Write out word for word the passage of the court decision that opens with the words "Summary of this" and closes with "denied in part.".

=== Reading text ===

Summary of this case from UPMC v. CBIZ, Inc.Opinion
CIVIL ACTION NO. 15-405
09-28-2016
MEMORANDUM OF DECISION
Presently before the court is plaintiffs' Motion to Compel Discovery with an accompanying memorandum of law in support thereof (Doc. 28) ("Motion") and defendant's memorandum of law in opposition to plaintiff's Motion (Doc. 30) ("Def.'s Opp."), on which the court heard oral argument on September 9, 2016. For the reasons stated herein, plaintiffs' Motion is granted in part and denied in part.
I. BACKGROUND
1. This discovery dispute focuses on the production of a document by defendant to plaintiffs in response to a request for production of documents. The document has been referred to by plaintiffs as the "Marketing Agreement," which is Bates stamped "BICS579 to BICS592." The document is a discussion draft of the agreement that is central to this dispute. The draft was originally created on or about February 2, 2010, by defendant and sent to plaintiffs for consideration on or around February 5, 2010. The document contains the comments of several employees of defendant. Plaintiffs claim these comments reflect the defendant corporation's "subjective intention concerning its intention (or lack of intention) to comply with its obligations to Plaintiff Plan Management under the Marketing Agreement." (Mot. at 6.) As such, plaintiffs argue that these comments are "centrally relevant to Plaintiffs' claim of fraud and breach of contract in this case." Id. Defendant did not claim attorney-client privilege with respect to the draft Marketing Agreement when it was produced to plaintiffs during the current litigation.
2. By two emails dated December 22, 2015, plaintiffs' counsel advised defense counsel that defendant had produced correspondence from Stephen Glantz, Esquire, an in-house attorney at defendant corporation. See Mot., Ex. B. Defense counsel responded to the emails on December 22, 2015, and January 5, 2016, indicating that the documents identified by plaintiffs' counsel as potentially privileged material was, in fact, not privileged. Id.

=== Dataset content ===

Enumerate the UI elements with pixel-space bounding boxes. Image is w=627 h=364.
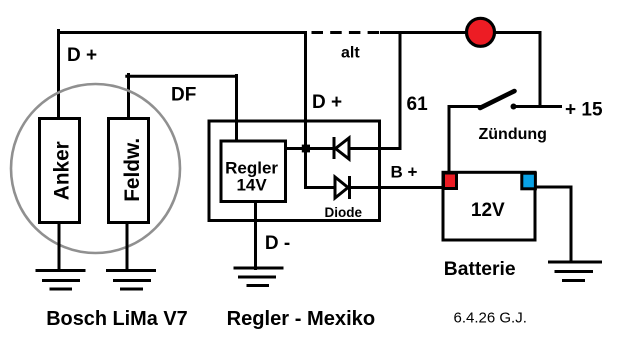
ground: battery — [548, 262, 602, 281]
svg-text:Diode: Diode — [325, 205, 363, 220]
node label DF — [171, 85, 196, 106]
svg-text:Regler: Regler — [225, 158, 278, 177]
label Zündung — [479, 126, 547, 143]
ignition switch S1 — [449, 91, 517, 110]
wire: junction down leg — [304, 149, 307, 190]
svg-text:Bosch LiMa V7: Bosch LiMa V7 — [46, 308, 187, 330]
diode D1 top (pointing left, cathode bar left) — [334, 137, 349, 159]
svg-text:Regler - Mexiko: Regler - Mexiko — [227, 308, 376, 330]
wire: lamp to right corner — [495, 31, 542, 34]
regulator inner box U1 — [221, 141, 286, 202]
field winding box "Feldw." — [109, 119, 149, 223]
wire: right vertical down to switch level — [539, 31, 542, 108]
battery box — [443, 172, 535, 240]
node label +15 — [565, 100, 603, 121]
indicator lamp (red) — [467, 18, 495, 46]
svg-text:D +: D + — [312, 92, 342, 113]
node label D+ (middle) — [312, 92, 342, 113]
node label 61 — [407, 94, 429, 115]
wire: regulator D- to ground — [254, 201, 257, 270]
wire: battery - to ground — [535, 186, 573, 264]
svg-text:61: 61 — [407, 94, 429, 115]
svg-text:Batterie: Batterie — [444, 259, 516, 280]
node: junction dot D+ — [302, 145, 310, 153]
svg-text:alt: alt — [341, 45, 360, 62]
label Diode — [325, 205, 363, 220]
wire: bottom diode to battery B+ — [349, 186, 444, 189]
wire: top bus dashed "alt" segment — [312, 31, 382, 34]
wire: field winding to ground — [126, 222, 129, 272]
wire: left D+ drop to armature (with end tick) — [57, 29, 60, 118]
wire: lower leg to bottom diode — [304, 186, 335, 189]
battery - terminal (blue) — [522, 173, 536, 189]
node label D- — [265, 233, 290, 254]
label Regler 14V — [225, 158, 278, 194]
node label B+ — [391, 163, 418, 182]
ground: armature — [36, 271, 86, 290]
battery + terminal (red) — [444, 173, 457, 189]
svg-text:14V: 14V — [236, 176, 267, 195]
svg-text:D -: D - — [265, 233, 290, 254]
node label D+ (top left) — [67, 45, 97, 66]
wire: junction to top diode anode — [306, 147, 335, 150]
svg-text:Zündung: Zündung — [479, 126, 547, 143]
ground: field winding — [106, 271, 156, 290]
svg-text:+ 15: + 15 — [565, 100, 603, 121]
label Feldw. (rotated) — [121, 138, 144, 202]
wire: regulator output to junction — [287, 147, 307, 150]
caption Regler - Mexiko — [227, 308, 376, 330]
wire: switch right contact to +15 stub — [516, 105, 562, 108]
svg-text:Feldw.: Feldw. — [121, 138, 144, 202]
label Anker (rotated) — [50, 141, 73, 200]
label Batterie — [444, 259, 516, 280]
caption Bosch LiMa V7 — [46, 308, 187, 330]
wire: DF vertical into regulator — [235, 74, 238, 141]
wire: top bus solid segment to lamp — [380, 31, 467, 34]
wire: 61 vertical from top bus to diode output — [399, 31, 402, 150]
wire: top D+ bus solid left segment — [57, 31, 307, 34]
svg-text:B +: B + — [391, 163, 418, 182]
ground: regulator D- — [234, 268, 284, 286]
svg-text:6.4.26 G.J.: 6.4.26 G.J. — [454, 310, 527, 327]
wire: DF horizontal run — [125, 75, 238, 78]
diode D2 bottom (pointing right, cathode bar right) — [335, 176, 350, 199]
svg-text:D +: D + — [67, 45, 97, 66]
caption date 6.4.26 G.J. — [454, 310, 527, 327]
wire: DF vertical drop to field winding (with end tick) — [127, 73, 130, 118]
alternator outline circle — [11, 84, 180, 253]
svg-text:DF: DF — [171, 85, 196, 106]
armature winding box "Anker" — [40, 119, 80, 223]
net label alt — [341, 45, 360, 62]
label 12V — [471, 200, 505, 221]
wire: D+ mid vertical from top bus to diode junction — [304, 31, 307, 150]
wire: switch to battery + — [448, 105, 451, 173]
svg-text:12V: 12V — [471, 200, 505, 221]
wire: top diode to 61 wire — [349, 147, 402, 150]
regulator outer box — [209, 121, 380, 221]
wire: armature to ground — [58, 222, 61, 272]
svg-text:Anker: Anker — [50, 141, 73, 200]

===

- Written reply
Summary of this case from UPMC v. CBIZ, Inc.Opinion
CIVIL ACTION NO. 15-405
09-28-2016
MEMORANDUM OF DECISION
Presently before the court is plaintiffs' Motion to Compel Discovery with an accompanying memorandum of law in support thereof (Doc. 28) ("Motion") and defendant's memorandum of law in opposition to plaintiff's Motion (Doc. 30) ("Def.'s Opp."), on which the court heard oral argument on September 9, 2016. For the reasons stated herein, plaintiffs' Motion is granted in part and denied in part.